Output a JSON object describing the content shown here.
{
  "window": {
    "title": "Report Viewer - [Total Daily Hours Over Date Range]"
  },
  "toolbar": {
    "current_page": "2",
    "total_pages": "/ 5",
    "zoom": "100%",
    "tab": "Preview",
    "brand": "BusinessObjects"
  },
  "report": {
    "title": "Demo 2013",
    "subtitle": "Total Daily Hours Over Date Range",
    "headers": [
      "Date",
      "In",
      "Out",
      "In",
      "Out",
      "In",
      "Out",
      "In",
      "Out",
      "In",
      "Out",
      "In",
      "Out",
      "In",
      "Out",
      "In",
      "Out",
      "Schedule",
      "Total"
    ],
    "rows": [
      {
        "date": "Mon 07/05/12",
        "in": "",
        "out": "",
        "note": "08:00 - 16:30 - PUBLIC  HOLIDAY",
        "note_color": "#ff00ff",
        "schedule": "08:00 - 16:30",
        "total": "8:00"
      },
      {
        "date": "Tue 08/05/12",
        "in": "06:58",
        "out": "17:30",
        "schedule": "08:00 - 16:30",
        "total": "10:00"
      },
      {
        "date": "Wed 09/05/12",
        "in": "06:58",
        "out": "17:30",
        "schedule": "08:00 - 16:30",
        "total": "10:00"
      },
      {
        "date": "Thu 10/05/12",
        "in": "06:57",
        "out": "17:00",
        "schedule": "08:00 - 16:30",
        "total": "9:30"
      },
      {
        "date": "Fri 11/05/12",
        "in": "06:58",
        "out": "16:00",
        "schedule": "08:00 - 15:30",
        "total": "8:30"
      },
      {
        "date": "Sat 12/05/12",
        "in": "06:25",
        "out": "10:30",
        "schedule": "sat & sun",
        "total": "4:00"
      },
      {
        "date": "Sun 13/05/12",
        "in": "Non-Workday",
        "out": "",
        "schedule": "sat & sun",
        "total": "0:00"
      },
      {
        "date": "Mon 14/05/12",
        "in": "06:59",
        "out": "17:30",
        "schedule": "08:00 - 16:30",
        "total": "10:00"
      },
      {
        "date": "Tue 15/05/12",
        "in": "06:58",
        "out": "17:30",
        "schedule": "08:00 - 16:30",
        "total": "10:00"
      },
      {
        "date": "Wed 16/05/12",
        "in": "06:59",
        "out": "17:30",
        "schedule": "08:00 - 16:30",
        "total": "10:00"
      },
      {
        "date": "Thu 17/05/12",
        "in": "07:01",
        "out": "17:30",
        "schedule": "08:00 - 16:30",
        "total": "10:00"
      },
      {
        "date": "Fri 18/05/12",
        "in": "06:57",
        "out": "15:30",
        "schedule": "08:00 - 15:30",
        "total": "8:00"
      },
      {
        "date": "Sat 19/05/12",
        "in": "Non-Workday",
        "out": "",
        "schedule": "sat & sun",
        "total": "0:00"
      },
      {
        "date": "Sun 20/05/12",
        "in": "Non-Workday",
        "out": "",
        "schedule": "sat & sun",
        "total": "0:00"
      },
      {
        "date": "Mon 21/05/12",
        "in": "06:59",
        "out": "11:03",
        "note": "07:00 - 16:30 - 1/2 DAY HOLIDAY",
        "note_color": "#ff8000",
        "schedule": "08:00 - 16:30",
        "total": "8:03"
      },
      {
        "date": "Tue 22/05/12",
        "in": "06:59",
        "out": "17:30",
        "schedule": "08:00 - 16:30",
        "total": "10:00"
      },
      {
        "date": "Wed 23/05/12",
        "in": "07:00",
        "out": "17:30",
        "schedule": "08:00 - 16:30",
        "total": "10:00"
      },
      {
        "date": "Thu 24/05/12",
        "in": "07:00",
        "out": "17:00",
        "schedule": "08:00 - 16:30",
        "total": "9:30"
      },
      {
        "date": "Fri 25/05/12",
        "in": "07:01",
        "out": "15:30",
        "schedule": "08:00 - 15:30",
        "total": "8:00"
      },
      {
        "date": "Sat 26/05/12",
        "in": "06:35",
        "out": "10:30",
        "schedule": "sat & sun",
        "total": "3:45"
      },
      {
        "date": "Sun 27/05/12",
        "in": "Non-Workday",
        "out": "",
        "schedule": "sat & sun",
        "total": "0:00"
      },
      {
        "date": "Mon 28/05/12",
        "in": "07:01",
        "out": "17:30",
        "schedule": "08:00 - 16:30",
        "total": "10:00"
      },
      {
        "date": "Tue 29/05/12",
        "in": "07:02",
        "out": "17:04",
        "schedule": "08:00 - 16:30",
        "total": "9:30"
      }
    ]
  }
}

===============

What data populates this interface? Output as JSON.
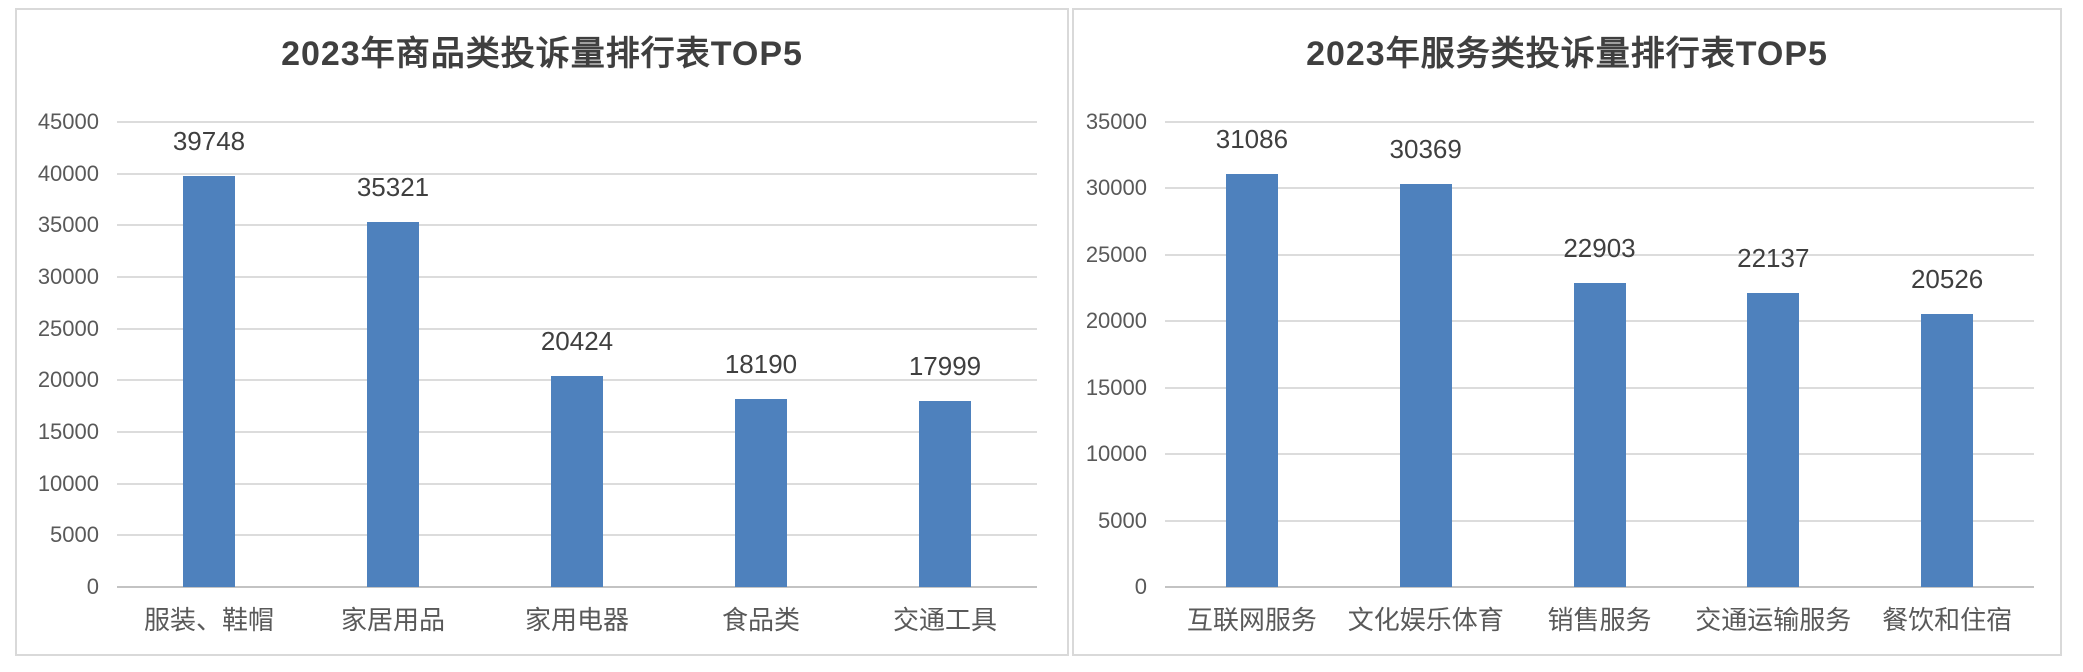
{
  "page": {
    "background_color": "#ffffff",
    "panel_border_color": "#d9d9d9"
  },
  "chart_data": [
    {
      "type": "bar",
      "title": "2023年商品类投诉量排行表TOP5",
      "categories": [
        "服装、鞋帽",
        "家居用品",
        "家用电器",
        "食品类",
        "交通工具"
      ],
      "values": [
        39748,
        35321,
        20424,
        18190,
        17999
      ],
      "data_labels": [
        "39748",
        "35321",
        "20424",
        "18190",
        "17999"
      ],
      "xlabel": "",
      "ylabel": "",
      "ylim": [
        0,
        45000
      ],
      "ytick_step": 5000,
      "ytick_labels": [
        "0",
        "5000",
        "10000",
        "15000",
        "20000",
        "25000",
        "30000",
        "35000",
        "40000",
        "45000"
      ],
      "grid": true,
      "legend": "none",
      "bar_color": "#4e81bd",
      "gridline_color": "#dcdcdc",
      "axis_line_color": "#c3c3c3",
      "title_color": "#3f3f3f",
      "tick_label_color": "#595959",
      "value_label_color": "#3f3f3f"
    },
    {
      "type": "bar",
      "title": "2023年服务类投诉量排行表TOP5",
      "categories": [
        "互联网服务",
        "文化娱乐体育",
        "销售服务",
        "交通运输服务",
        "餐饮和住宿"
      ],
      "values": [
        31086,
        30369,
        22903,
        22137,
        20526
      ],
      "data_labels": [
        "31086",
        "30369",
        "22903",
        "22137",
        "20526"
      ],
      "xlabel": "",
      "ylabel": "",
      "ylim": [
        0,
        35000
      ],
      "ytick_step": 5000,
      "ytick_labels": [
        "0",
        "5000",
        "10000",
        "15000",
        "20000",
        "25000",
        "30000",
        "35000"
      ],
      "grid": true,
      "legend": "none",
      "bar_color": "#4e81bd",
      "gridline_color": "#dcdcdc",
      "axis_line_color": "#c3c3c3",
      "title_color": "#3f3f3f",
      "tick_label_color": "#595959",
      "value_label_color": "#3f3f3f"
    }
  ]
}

===============

* Exercise requirements
Copy every line of the listing containing the string "Hours".

* Task answer
    "title": "Report Viewer - [Total Daily Hours Over Date Range]"
    "subtitle": "Total Daily Hours Over Date Range",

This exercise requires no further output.